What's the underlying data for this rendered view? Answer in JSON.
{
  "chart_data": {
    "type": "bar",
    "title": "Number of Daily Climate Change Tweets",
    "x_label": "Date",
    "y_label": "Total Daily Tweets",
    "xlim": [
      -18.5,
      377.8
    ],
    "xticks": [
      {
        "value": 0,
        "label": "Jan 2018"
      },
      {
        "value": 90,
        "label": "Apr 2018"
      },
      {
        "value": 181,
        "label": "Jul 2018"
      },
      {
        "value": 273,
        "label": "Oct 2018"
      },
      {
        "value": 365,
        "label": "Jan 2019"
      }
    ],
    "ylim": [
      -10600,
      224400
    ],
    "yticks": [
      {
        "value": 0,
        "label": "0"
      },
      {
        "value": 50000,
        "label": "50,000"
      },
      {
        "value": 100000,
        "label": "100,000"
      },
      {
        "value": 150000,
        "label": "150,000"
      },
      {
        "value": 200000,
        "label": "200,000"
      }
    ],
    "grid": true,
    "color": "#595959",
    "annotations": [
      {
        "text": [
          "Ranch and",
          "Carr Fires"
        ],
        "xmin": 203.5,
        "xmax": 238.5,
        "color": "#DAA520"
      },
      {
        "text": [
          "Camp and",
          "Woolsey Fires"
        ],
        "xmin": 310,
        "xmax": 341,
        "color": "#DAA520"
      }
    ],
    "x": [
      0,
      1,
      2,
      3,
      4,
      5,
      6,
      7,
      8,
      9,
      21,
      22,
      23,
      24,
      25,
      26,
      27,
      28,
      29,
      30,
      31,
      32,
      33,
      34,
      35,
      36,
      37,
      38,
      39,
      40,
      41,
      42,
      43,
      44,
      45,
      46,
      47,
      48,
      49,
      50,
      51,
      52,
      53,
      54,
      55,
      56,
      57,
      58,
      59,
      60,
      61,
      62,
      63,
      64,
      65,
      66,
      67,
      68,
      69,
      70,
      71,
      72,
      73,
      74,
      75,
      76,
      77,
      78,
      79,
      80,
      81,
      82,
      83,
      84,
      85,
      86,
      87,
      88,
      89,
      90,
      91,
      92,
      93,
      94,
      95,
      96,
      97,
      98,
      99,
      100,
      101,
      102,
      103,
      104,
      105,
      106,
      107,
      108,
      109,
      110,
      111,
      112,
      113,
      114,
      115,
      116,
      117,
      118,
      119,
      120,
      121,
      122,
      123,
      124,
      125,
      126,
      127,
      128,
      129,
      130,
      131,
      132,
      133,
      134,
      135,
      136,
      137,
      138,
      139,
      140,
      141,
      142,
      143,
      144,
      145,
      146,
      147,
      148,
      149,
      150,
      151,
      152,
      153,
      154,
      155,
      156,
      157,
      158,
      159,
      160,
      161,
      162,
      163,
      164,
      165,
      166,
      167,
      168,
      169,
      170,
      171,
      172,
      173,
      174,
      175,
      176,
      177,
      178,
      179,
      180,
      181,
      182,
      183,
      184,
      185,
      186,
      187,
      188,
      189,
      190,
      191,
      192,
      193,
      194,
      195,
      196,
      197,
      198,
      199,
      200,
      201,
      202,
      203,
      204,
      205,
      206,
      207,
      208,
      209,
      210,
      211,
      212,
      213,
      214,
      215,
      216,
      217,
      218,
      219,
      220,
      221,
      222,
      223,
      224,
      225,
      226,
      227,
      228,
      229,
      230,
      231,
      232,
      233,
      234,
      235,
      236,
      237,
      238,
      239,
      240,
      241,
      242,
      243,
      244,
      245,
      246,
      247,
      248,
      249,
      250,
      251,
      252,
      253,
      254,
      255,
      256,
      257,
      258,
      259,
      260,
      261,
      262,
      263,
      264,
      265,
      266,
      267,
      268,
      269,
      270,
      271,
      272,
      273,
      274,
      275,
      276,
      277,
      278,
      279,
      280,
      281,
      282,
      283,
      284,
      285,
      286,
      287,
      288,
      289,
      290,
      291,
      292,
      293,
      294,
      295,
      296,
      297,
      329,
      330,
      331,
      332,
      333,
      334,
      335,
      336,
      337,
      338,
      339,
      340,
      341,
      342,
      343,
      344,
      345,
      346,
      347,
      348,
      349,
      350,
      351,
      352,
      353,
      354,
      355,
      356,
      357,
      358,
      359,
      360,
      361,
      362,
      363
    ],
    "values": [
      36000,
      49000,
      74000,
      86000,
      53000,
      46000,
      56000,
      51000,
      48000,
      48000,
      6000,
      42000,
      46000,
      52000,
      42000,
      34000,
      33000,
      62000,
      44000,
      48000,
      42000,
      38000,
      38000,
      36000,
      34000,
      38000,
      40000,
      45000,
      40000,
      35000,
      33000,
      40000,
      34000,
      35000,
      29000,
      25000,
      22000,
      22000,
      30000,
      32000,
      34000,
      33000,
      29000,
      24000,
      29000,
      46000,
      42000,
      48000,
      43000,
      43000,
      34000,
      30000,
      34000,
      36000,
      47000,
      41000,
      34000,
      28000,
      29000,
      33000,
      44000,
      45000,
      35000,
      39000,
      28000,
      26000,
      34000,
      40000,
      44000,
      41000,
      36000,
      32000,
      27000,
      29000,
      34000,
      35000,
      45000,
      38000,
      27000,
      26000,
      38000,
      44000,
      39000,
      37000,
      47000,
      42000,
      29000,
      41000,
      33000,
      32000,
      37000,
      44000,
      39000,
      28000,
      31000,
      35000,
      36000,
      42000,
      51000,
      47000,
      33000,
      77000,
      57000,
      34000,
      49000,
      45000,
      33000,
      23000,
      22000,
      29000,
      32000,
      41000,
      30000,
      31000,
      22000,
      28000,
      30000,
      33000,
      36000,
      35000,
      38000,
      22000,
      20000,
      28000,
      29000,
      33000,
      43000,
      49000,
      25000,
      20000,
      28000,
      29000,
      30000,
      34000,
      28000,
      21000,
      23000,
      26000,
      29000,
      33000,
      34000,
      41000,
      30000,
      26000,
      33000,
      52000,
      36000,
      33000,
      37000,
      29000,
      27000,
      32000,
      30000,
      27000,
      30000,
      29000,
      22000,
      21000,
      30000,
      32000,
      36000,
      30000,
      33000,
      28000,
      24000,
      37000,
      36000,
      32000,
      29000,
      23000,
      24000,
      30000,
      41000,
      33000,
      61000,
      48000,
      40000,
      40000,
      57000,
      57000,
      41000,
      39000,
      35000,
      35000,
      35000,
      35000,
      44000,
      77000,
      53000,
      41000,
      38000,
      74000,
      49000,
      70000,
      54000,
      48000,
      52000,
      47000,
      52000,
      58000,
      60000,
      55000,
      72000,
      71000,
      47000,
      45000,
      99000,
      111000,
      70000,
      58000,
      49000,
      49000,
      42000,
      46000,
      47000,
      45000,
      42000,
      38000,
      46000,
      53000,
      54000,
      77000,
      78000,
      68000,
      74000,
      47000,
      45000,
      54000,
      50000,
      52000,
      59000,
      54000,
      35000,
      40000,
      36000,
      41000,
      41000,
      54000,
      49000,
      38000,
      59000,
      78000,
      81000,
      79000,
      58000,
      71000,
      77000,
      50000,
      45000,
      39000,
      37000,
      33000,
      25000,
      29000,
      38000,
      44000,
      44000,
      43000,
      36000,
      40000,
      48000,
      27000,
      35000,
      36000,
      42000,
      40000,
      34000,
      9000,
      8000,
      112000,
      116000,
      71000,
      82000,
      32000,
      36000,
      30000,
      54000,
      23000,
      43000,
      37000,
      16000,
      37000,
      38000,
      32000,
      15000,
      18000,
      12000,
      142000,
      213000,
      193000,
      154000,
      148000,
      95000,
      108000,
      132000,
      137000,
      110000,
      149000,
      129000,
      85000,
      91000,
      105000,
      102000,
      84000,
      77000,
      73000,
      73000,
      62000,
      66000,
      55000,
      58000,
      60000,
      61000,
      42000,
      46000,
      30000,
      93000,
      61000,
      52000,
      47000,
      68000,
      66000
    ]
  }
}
===============
• **Short task**
Say how many lines in the records contain the string "Tweets", and say nothing else.

• **Written answer**
2